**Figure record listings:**
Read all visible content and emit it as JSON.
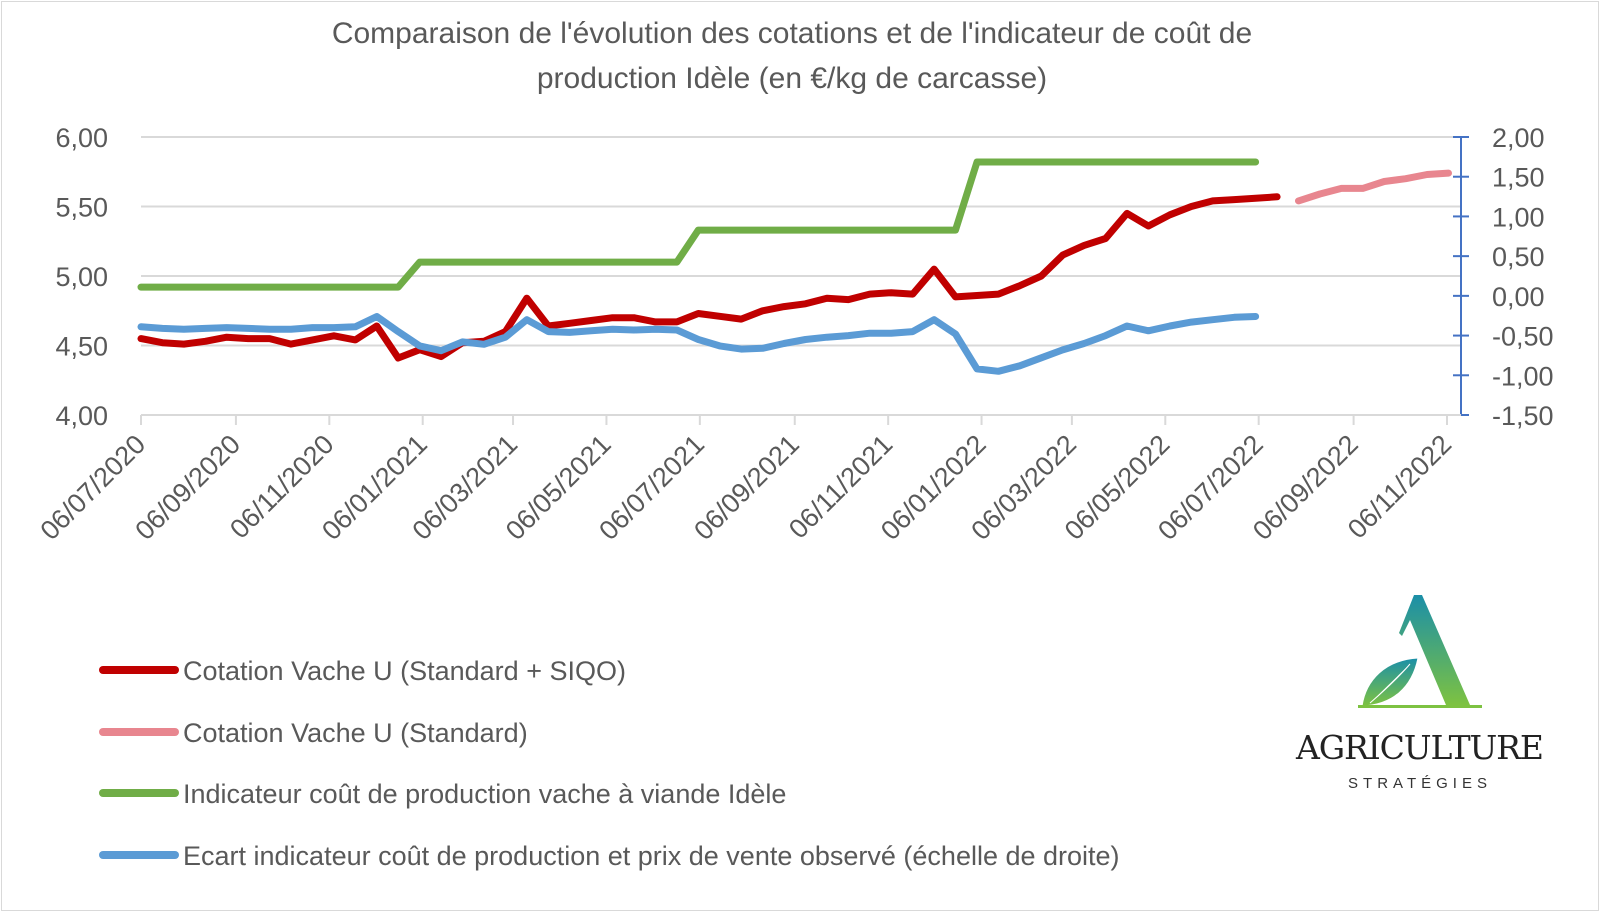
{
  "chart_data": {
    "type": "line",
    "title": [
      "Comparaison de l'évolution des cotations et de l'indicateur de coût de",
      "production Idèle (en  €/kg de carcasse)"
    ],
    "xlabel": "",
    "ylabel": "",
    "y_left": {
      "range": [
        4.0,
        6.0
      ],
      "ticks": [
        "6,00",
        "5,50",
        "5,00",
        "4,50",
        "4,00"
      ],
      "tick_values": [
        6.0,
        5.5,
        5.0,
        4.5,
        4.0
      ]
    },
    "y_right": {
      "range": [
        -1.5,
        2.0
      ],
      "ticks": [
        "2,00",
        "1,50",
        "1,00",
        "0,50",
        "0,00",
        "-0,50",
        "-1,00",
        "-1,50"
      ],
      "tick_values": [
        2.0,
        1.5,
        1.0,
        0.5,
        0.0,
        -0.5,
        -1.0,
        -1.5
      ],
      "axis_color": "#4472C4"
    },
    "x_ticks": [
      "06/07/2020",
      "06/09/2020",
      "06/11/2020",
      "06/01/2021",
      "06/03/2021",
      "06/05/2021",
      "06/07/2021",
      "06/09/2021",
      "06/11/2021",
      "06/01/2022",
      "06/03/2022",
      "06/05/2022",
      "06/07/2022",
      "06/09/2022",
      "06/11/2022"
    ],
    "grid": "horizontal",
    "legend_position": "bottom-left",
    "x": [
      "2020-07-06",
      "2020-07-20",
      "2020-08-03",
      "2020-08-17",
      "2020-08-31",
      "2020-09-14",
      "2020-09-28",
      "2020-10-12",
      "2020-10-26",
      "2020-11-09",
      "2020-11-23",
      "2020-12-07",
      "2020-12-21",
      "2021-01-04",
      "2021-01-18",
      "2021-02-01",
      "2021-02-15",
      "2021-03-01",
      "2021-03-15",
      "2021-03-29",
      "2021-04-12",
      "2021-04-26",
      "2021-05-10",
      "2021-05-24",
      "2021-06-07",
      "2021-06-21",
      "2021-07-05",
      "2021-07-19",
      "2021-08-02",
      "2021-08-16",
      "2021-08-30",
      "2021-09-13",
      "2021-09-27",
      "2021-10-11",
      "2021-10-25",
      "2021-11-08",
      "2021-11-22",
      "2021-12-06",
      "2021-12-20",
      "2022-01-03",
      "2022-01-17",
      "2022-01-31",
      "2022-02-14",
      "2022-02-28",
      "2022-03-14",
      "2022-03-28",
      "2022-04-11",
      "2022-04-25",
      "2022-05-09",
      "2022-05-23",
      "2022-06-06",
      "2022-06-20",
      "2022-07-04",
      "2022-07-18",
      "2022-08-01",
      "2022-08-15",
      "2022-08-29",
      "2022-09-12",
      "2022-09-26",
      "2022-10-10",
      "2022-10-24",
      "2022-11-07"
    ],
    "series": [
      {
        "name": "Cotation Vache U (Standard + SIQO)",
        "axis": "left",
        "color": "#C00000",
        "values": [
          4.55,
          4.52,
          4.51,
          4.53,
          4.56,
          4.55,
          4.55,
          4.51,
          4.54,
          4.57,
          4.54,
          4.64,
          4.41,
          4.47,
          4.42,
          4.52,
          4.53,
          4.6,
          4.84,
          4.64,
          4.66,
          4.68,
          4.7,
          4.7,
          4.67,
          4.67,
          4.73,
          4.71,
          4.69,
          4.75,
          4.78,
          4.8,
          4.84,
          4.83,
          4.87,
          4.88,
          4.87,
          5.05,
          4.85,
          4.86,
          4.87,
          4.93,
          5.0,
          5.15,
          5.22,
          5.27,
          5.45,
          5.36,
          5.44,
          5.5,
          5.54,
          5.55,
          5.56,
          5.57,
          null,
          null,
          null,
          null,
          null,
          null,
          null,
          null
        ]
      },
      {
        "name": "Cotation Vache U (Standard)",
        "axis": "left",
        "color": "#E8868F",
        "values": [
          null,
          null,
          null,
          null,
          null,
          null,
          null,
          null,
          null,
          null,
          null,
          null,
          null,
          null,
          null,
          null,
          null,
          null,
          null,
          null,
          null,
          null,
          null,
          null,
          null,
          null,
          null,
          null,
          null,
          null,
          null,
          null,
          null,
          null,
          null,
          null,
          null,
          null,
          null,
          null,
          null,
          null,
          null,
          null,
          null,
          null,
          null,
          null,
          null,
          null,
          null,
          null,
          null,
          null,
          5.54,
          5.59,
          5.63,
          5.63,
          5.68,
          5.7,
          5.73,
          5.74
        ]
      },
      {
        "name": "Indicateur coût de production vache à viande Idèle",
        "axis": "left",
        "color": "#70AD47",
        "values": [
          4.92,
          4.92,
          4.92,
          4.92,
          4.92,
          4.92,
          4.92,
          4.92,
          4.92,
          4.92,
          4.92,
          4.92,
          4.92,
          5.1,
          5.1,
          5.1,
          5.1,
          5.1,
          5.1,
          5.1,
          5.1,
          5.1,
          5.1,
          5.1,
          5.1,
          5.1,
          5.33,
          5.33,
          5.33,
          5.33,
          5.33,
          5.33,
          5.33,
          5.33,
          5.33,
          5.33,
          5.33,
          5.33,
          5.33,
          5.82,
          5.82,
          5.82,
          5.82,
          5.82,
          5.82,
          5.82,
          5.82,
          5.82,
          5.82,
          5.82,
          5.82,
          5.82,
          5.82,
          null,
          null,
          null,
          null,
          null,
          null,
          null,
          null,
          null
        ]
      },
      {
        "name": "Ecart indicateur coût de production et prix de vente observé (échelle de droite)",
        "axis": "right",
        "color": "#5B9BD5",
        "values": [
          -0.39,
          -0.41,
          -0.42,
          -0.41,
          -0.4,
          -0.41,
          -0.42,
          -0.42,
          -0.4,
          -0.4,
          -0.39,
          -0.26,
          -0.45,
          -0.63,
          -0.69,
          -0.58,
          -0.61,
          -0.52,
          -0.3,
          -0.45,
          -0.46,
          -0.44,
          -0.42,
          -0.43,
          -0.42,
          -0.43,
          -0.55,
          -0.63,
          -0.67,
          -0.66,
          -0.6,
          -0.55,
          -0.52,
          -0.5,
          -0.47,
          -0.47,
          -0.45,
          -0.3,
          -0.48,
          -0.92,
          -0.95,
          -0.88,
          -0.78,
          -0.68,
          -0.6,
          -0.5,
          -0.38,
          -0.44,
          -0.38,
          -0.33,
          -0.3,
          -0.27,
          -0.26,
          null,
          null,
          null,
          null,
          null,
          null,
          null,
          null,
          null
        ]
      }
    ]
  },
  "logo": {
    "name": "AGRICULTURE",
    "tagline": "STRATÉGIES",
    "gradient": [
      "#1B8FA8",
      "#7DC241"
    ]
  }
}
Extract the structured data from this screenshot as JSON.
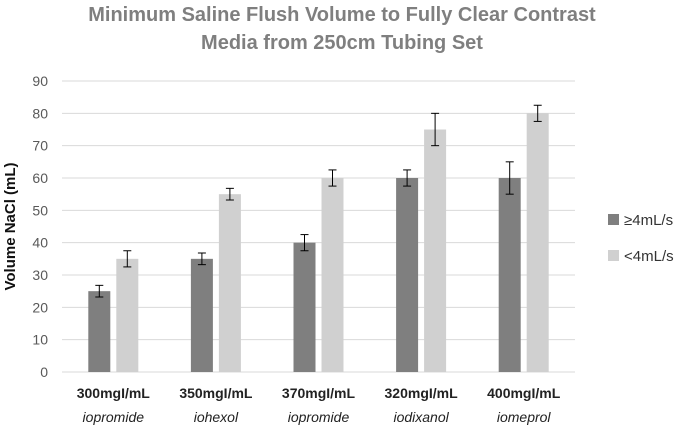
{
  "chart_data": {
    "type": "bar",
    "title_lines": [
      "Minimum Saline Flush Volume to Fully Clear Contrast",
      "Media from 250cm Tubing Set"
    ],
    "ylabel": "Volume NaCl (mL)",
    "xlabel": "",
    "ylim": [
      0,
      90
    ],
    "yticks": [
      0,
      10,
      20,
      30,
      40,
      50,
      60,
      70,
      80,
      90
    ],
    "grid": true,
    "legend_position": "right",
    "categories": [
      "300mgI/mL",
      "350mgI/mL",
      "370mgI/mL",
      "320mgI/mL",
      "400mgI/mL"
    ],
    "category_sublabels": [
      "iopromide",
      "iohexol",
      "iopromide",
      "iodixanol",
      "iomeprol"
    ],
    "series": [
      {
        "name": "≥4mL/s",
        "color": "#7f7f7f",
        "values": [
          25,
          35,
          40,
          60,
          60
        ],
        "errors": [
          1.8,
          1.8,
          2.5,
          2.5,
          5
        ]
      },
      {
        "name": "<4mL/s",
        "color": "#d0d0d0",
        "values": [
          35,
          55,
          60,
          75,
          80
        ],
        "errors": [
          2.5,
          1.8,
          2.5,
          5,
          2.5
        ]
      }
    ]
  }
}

**What you will do:** Nothing but the lines from the line containing "Extract the structured" through the last line of the records above is to be extracted, exactly and with no pictures.

**Written response:**
Extract the structured data from this screenshot as JSON.
{
  "chart_data": {
    "type": "bar",
    "title_lines": [
      "Minimum Saline Flush Volume to Fully Clear Contrast",
      "Media from 250cm Tubing Set"
    ],
    "ylabel": "Volume NaCl (mL)",
    "xlabel": "",
    "ylim": [
      0,
      90
    ],
    "yticks": [
      0,
      10,
      20,
      30,
      40,
      50,
      60,
      70,
      80,
      90
    ],
    "grid": true,
    "legend_position": "right",
    "categories": [
      "300mgI/mL",
      "350mgI/mL",
      "370mgI/mL",
      "320mgI/mL",
      "400mgI/mL"
    ],
    "category_sublabels": [
      "iopromide",
      "iohexol",
      "iopromide",
      "iodixanol",
      "iomeprol"
    ],
    "series": [
      {
        "name": "≥4mL/s",
        "color": "#7f7f7f",
        "values": [
          25,
          35,
          40,
          60,
          60
        ],
        "errors": [
          1.8,
          1.8,
          2.5,
          2.5,
          5
        ]
      },
      {
        "name": "<4mL/s",
        "color": "#d0d0d0",
        "values": [
          35,
          55,
          60,
          75,
          80
        ],
        "errors": [
          2.5,
          1.8,
          2.5,
          5,
          2.5
        ]
      }
    ]
  }
}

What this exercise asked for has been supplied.